> **Stored data**:

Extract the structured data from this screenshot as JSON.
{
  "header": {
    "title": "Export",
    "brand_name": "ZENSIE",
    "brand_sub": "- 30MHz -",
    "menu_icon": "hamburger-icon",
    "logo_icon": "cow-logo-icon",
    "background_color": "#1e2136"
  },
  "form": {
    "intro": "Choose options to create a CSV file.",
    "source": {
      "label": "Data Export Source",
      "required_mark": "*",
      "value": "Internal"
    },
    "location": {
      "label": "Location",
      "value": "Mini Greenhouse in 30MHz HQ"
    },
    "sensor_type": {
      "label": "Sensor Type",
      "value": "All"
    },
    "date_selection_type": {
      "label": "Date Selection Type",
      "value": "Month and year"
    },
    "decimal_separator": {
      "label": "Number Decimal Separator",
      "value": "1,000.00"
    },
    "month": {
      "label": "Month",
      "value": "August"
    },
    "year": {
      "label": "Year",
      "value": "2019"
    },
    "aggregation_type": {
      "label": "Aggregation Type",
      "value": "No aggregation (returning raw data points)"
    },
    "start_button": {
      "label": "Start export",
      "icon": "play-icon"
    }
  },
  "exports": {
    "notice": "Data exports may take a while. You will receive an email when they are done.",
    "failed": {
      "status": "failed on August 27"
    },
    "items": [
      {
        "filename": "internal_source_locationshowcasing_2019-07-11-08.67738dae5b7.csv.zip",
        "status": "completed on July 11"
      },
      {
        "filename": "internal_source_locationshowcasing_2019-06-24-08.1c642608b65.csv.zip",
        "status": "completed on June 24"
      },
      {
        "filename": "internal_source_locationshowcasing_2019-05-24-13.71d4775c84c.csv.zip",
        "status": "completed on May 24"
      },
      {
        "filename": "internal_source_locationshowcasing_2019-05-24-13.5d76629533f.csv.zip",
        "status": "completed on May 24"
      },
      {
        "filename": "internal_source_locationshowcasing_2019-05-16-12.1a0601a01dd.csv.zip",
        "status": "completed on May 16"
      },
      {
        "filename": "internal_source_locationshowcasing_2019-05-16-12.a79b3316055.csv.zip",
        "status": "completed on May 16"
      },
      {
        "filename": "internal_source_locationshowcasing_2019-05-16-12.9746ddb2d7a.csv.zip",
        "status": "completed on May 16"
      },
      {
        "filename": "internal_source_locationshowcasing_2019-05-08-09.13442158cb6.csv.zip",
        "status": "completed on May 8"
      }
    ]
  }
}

> **Problem to solve**:
Reply with one number only: the count of lines in the entries that contain "value".

> **Reply**:
8